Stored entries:
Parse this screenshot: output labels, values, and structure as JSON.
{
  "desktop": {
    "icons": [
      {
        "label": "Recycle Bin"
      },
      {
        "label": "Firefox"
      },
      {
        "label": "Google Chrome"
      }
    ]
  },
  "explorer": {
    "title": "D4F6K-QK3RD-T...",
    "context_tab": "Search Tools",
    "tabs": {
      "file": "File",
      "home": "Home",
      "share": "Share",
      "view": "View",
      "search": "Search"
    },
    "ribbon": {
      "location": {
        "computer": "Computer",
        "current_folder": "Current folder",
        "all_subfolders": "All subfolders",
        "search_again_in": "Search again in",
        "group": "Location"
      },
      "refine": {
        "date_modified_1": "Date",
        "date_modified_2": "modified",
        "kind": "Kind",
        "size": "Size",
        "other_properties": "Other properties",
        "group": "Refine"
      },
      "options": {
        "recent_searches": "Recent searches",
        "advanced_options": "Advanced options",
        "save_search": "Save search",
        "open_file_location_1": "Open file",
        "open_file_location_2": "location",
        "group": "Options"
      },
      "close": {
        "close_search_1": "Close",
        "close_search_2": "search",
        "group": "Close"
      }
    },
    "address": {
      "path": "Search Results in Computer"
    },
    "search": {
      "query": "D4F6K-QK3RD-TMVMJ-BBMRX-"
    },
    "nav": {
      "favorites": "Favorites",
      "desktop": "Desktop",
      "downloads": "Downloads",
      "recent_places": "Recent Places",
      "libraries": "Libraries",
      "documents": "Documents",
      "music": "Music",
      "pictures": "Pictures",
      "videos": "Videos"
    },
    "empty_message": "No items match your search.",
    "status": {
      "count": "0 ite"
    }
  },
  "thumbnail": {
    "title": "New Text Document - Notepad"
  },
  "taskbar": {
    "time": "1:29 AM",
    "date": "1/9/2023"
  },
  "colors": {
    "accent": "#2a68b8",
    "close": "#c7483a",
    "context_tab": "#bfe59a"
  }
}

> **Task to carry out**: Restate every entry word for word.

> **Answer to this exercise**:
Parse this screenshot: output labels, values, and structure as JSON.
{
  "desktop": {
    "icons": [
      {
        "label": "Recycle Bin"
      },
      {
        "label": "Firefox"
      },
      {
        "label": "Google Chrome"
      }
    ]
  },
  "explorer": {
    "title": "D4F6K-QK3RD-T...",
    "context_tab": "Search Tools",
    "tabs": {
      "file": "File",
      "home": "Home",
      "share": "Share",
      "view": "View",
      "search": "Search"
    },
    "ribbon": {
      "location": {
        "computer": "Computer",
        "current_folder": "Current folder",
        "all_subfolders": "All subfolders",
        "search_again_in": "Search again in",
        "group": "Location"
      },
      "refine": {
        "date_modified_1": "Date",
        "date_modified_2": "modified",
        "kind": "Kind",
        "size": "Size",
        "other_properties": "Other properties",
        "group": "Refine"
      },
      "options": {
        "recent_searches": "Recent searches",
        "advanced_options": "Advanced options",
        "save_search": "Save search",
        "open_file_location_1": "Open file",
        "open_file_location_2": "location",
        "group": "Options"
      },
      "close": {
        "close_search_1": "Close",
        "close_search_2": "search",
        "group": "Close"
      }
    },
    "address": {
      "path": "Search Results in Computer"
    },
    "search": {
      "query": "D4F6K-QK3RD-TMVMJ-BBMRX-"
    },
    "nav": {
      "favorites": "Favorites",
      "desktop": "Desktop",
      "downloads": "Downloads",
      "recent_places": "Recent Places",
      "libraries": "Libraries",
      "documents": "Documents",
      "music": "Music",
      "pictures": "Pictures",
      "videos": "Videos"
    },
    "empty_message": "No items match your search.",
    "status": {
      "count": "0 ite"
    }
  },
  "thumbnail": {
    "title": "New Text Document - Notepad"
  },
  "taskbar": {
    "time": "1:29 AM",
    "date": "1/9/2023"
  },
  "colors": {
    "accent": "#2a68b8",
    "close": "#c7483a",
    "context_tab": "#bfe59a"
  }
}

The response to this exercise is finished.